┏━━

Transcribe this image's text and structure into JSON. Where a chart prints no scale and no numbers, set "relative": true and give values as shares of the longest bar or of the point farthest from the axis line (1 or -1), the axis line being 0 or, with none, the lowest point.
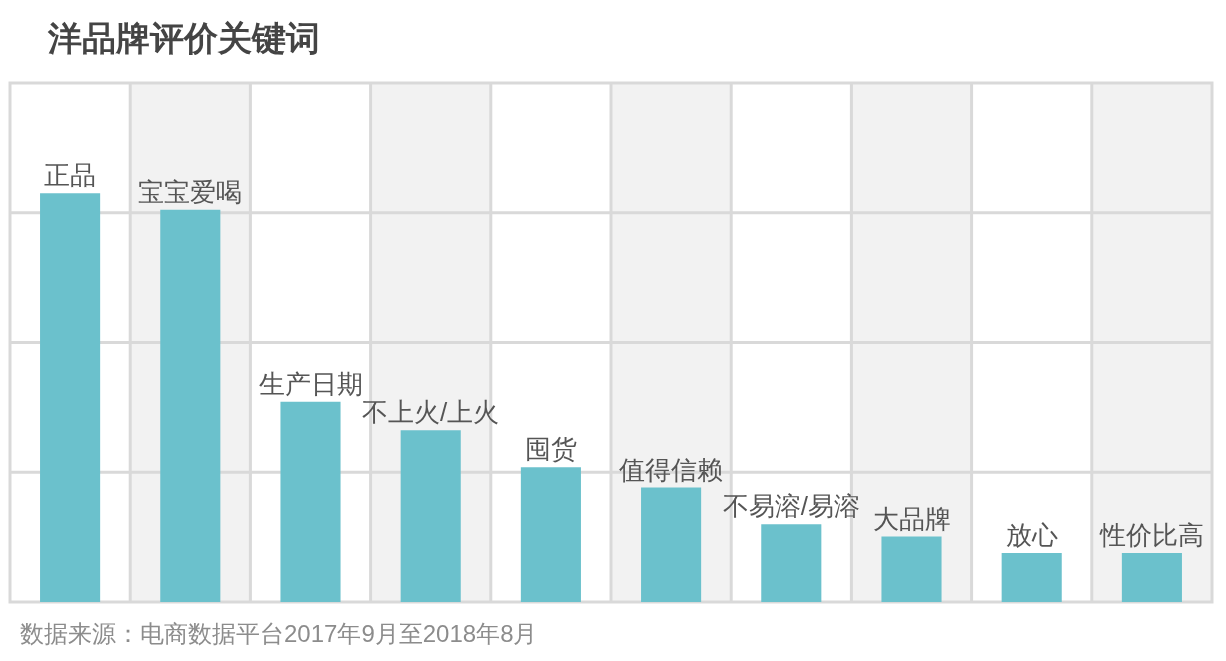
{
  "chart_data": {
    "type": "bar",
    "title": "洋品牌评价关键词",
    "categories": [
      "正品",
      "宝宝爱喝",
      "生产日期",
      "不上火/上火",
      "囤货",
      "值得信赖",
      "不易溶/易溶",
      "大品牌",
      "放心",
      "性价比高"
    ],
    "values": [
      1,
      0.96,
      0.49,
      0.42,
      0.33,
      0.28,
      0.19,
      0.16,
      0.12,
      0.12
    ],
    "color": "#6bc1cc",
    "relative": true,
    "grid": true,
    "annotations": [
      "数据来源：电商数据平台2017年9月至2018年8月"
    ]
  }
}
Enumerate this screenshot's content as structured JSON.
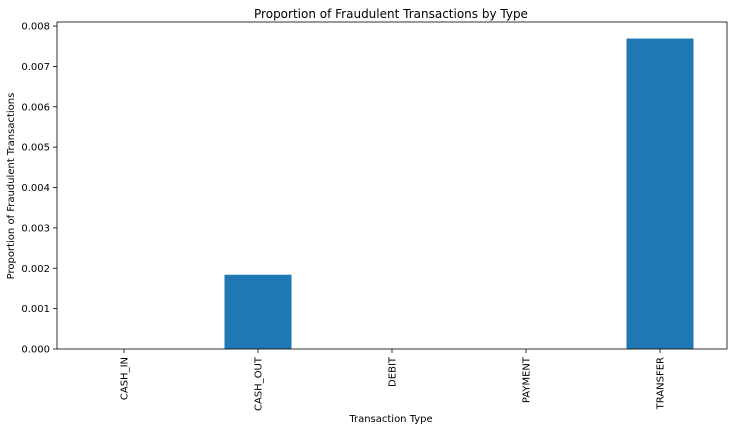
{
  "chart_data": {
    "type": "bar",
    "title": "Proportion of Fraudulent Transactions by Type",
    "xlabel": "Transaction Type",
    "ylabel": "Proportion of Fraudulent Transactions",
    "categories": [
      "CASH_IN",
      "CASH_OUT",
      "DEBIT",
      "PAYMENT",
      "TRANSFER"
    ],
    "values": [
      0.0,
      0.00184,
      0.0,
      0.0,
      0.00769
    ],
    "ylim": [
      0,
      0.0081
    ],
    "yticks": [
      "0.000",
      "0.001",
      "0.002",
      "0.003",
      "0.004",
      "0.005",
      "0.006",
      "0.007",
      "0.008"
    ],
    "grid": false,
    "bar_color": "#1f77b4"
  }
}
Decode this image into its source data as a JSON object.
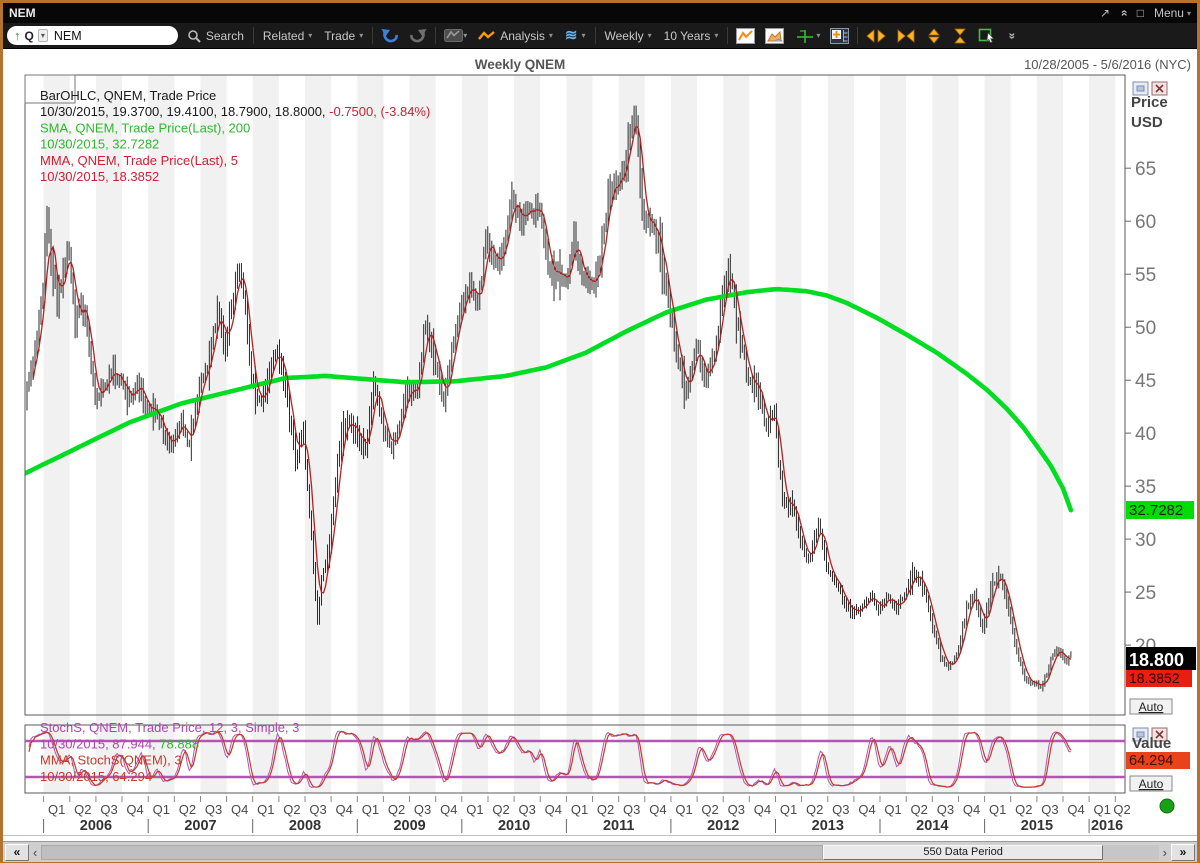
{
  "window": {
    "title": "NEM",
    "menu_label": "Menu"
  },
  "icons": {
    "popout": "↗",
    "collapse": "»",
    "restore": "□",
    "caret": "▾",
    "more": "»",
    "up_arrow": "↑",
    "waves": "≋",
    "scroll_far_left": "«",
    "scroll_left": "‹",
    "scroll_right": "›",
    "scroll_far_right": "»"
  },
  "toolbar": {
    "symbol_prefix": "Q",
    "symbol_input": "NEM",
    "search_label": "Search",
    "related_label": "Related",
    "trade_label": "Trade",
    "analysis_label": "Analysis",
    "period_label": "Weekly",
    "range_label": "10 Years"
  },
  "chart": {
    "title": "Weekly QNEM",
    "date_range": "10/28/2005 - 5/6/2016 (NYC)",
    "axis_title_line1": "Price",
    "axis_title_line2": "USD",
    "auto_label": "Auto",
    "legend_lines": [
      [
        {
          "t": "BarOHLC, QNEM, Trade Price",
          "c": "#1a1a1a"
        }
      ],
      [
        {
          "t": "10/30/2015, 19.3700, 19.4100, 18.7900, 18.8000, ",
          "c": "#1a1a1a"
        },
        {
          "t": "-0.7500, (-3.84%)",
          "c": "#cc2233"
        }
      ],
      [
        {
          "t": "SMA, QNEM, Trade Price(Last),  200",
          "c": "#2db82d"
        }
      ],
      [
        {
          "t": "10/30/2015, 32.7282",
          "c": "#2db82d"
        }
      ],
      [
        {
          "t": "MMA, QNEM, Trade Price(Last),  5",
          "c": "#cc2233"
        }
      ],
      [
        {
          "t": "10/30/2015, 18.3852",
          "c": "#cc2233"
        }
      ]
    ],
    "price_labels": {
      "sma": "32.7282",
      "close": "18.800",
      "mma": "18.3852"
    }
  },
  "stoch_panel": {
    "value_title": "Value",
    "value_label": "64.294",
    "auto_label": "Auto",
    "legend_lines": [
      [
        {
          "t": "StochS, QNEM, Trade Price,  12, 3, Simple, 3",
          "c": "#b144b1"
        }
      ],
      [
        {
          "t": "10/30/2015, 87.944, ",
          "c": "#b144b1"
        },
        {
          "t": "78.888",
          "c": "#2db82d"
        }
      ],
      [
        {
          "t": "MMA, StochS(QNEM),  3",
          "c": "#c63a2a"
        }
      ],
      [
        {
          "t": "10/30/2015, 64.294",
          "c": "#c63a2a"
        }
      ]
    ]
  },
  "status_bar": {
    "data_period_label": "550 Data Period"
  },
  "colors": {
    "window_border": "#b3722e",
    "sma_line": "#00dd22",
    "mma_line": "#b22222",
    "bars": "#151515",
    "stoch_band": "#b455b4",
    "stoch_line": "#c63a2a",
    "sma_label_bg": "#00dd00",
    "close_label_bg": "#000000",
    "mma_label_bg": "#e81e10",
    "value_label_bg": "#e8441c",
    "stripe": "#f1f1f1",
    "green_dot": "#18a018"
  },
  "chart_data": {
    "type": "ohlc-financial",
    "symbol": "QNEM",
    "period": "Weekly",
    "weeks_total": 549,
    "bars_count": 523,
    "last_bar": {
      "date": "10/30/2015",
      "open": 19.37,
      "high": 19.41,
      "low": 18.79,
      "close": 18.8,
      "change": -0.75,
      "change_pct": -3.84
    },
    "sma200_last": 32.7282,
    "mma5_last": 18.3852,
    "stoch": {
      "params": "12, 3, Simple, 3",
      "k": 87.944,
      "d": 78.888,
      "mma": 64.294,
      "bands": [
        80,
        20
      ]
    },
    "price_axis": {
      "ticks": [
        65,
        60,
        55,
        50,
        45,
        40,
        35,
        30,
        25,
        20
      ],
      "min": 13.4,
      "max": 73.8
    },
    "quarter_labels": [
      "Q1",
      "Q2",
      "Q3",
      "Q4"
    ],
    "years": [
      2006,
      2007,
      2008,
      2009,
      2010,
      2011,
      2012,
      2013,
      2014,
      2015,
      2016
    ],
    "close_anchors": [
      [
        0,
        43.5
      ],
      [
        3,
        46
      ],
      [
        6,
        49
      ],
      [
        9,
        54
      ],
      [
        11,
        60.5
      ],
      [
        13,
        56
      ],
      [
        16,
        52.5
      ],
      [
        19,
        55
      ],
      [
        22,
        57.5
      ],
      [
        25,
        50.5
      ],
      [
        28,
        52.5
      ],
      [
        31,
        50
      ],
      [
        35,
        43.5
      ],
      [
        39,
        44.5
      ],
      [
        44,
        46
      ],
      [
        48,
        45
      ],
      [
        52,
        43.5
      ],
      [
        57,
        44.5
      ],
      [
        61,
        42
      ],
      [
        65,
        42.5
      ],
      [
        70,
        39.5
      ],
      [
        74,
        39
      ],
      [
        78,
        41.5
      ],
      [
        81,
        38.5
      ],
      [
        83,
        40
      ],
      [
        87,
        44.5
      ],
      [
        91,
        46.5
      ],
      [
        94,
        50
      ],
      [
        96,
        51.5
      ],
      [
        100,
        48.5
      ],
      [
        104,
        53
      ],
      [
        107,
        55.5
      ],
      [
        110,
        52
      ],
      [
        113,
        45
      ],
      [
        117,
        43
      ],
      [
        122,
        45.5
      ],
      [
        126,
        48.5
      ],
      [
        130,
        44
      ],
      [
        135,
        37.5
      ],
      [
        139,
        40.5
      ],
      [
        143,
        30
      ],
      [
        146,
        22.5
      ],
      [
        148,
        26
      ],
      [
        152,
        29.5
      ],
      [
        157,
        39
      ],
      [
        161,
        41
      ],
      [
        165,
        40
      ],
      [
        170,
        38.5
      ],
      [
        174,
        45
      ],
      [
        178,
        41
      ],
      [
        183,
        38.5
      ],
      [
        187,
        41
      ],
      [
        191,
        44
      ],
      [
        196,
        44.5
      ],
      [
        200,
        51
      ],
      [
        204,
        47.5
      ],
      [
        209,
        43
      ],
      [
        213,
        47.5
      ],
      [
        217,
        51
      ],
      [
        222,
        54.5
      ],
      [
        226,
        52.5
      ],
      [
        230,
        58
      ],
      [
        235,
        55.5
      ],
      [
        239,
        58
      ],
      [
        243,
        62.5
      ],
      [
        248,
        60
      ],
      [
        252,
        61
      ],
      [
        257,
        61.5
      ],
      [
        261,
        55.5
      ],
      [
        265,
        55
      ],
      [
        270,
        54.5
      ],
      [
        274,
        58.5
      ],
      [
        278,
        55
      ],
      [
        283,
        54
      ],
      [
        287,
        56.5
      ],
      [
        291,
        62.5
      ],
      [
        296,
        63.5
      ],
      [
        300,
        66
      ],
      [
        304,
        70.5
      ],
      [
        306,
        67
      ],
      [
        309,
        60
      ],
      [
        313,
        60.5
      ],
      [
        317,
        57
      ],
      [
        322,
        51.5
      ],
      [
        326,
        47
      ],
      [
        330,
        44
      ],
      [
        335,
        48.5
      ],
      [
        339,
        45
      ],
      [
        344,
        47.5
      ],
      [
        348,
        53
      ],
      [
        352,
        55.5
      ],
      [
        357,
        48.5
      ],
      [
        361,
        45.5
      ],
      [
        365,
        44.5
      ],
      [
        370,
        41
      ],
      [
        374,
        42
      ],
      [
        378,
        33.5
      ],
      [
        383,
        33
      ],
      [
        387,
        30
      ],
      [
        391,
        28
      ],
      [
        396,
        31.5
      ],
      [
        400,
        27.5
      ],
      [
        404,
        26.5
      ],
      [
        409,
        24
      ],
      [
        413,
        23
      ],
      [
        417,
        23.5
      ],
      [
        422,
        24.5
      ],
      [
        426,
        23.5
      ],
      [
        430,
        24.5
      ],
      [
        435,
        23.5
      ],
      [
        439,
        25
      ],
      [
        443,
        26.5
      ],
      [
        448,
        26
      ],
      [
        452,
        22.5
      ],
      [
        457,
        19
      ],
      [
        461,
        18
      ],
      [
        465,
        19
      ],
      [
        470,
        23.5
      ],
      [
        474,
        25
      ],
      [
        478,
        21.5
      ],
      [
        483,
        26
      ],
      [
        487,
        26.5
      ],
      [
        491,
        23.5
      ],
      [
        496,
        18.5
      ],
      [
        500,
        16.5
      ],
      [
        504,
        16.5
      ],
      [
        507,
        15.8
      ],
      [
        510,
        17.5
      ],
      [
        513,
        19.2
      ],
      [
        516,
        19.5
      ],
      [
        519,
        18.4
      ],
      [
        522,
        18.8
      ]
    ],
    "sma200_anchors": [
      [
        0,
        36.2
      ],
      [
        26,
        38.6
      ],
      [
        52,
        41
      ],
      [
        78,
        42.8
      ],
      [
        104,
        44
      ],
      [
        130,
        45.2
      ],
      [
        150,
        45.4
      ],
      [
        170,
        45.1
      ],
      [
        190,
        44.8
      ],
      [
        215,
        44.9
      ],
      [
        240,
        45.4
      ],
      [
        260,
        46.2
      ],
      [
        280,
        47.6
      ],
      [
        300,
        49.6
      ],
      [
        320,
        51.4
      ],
      [
        340,
        52.6
      ],
      [
        360,
        53.3
      ],
      [
        375,
        53.6
      ],
      [
        390,
        53.4
      ],
      [
        400,
        53
      ],
      [
        410,
        52.3
      ],
      [
        425,
        50.9
      ],
      [
        440,
        49.3
      ],
      [
        455,
        47.6
      ],
      [
        470,
        45.6
      ],
      [
        480,
        44.1
      ],
      [
        490,
        42.3
      ],
      [
        498,
        40.6
      ],
      [
        505,
        38.8
      ],
      [
        512,
        36.9
      ],
      [
        518,
        34.8
      ],
      [
        522,
        32.73
      ]
    ]
  }
}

┗━━

*WHAT TO DO*
Copy all the lines above that hold the string "JSON".

*OUTPUT FOR THIS EXERCISE*
Transcribe this image's text and structure into JSON. Where a chart prints no scale and no numbers, set "relative": true and give values as shares of the longest bar or of the point farthest from the axis line (1 or -1), the axis line being 0 or, with none, the lowest point.
Enumerate this screenshot's content as structured JSON.
Decode this image into its source data as a JSON object.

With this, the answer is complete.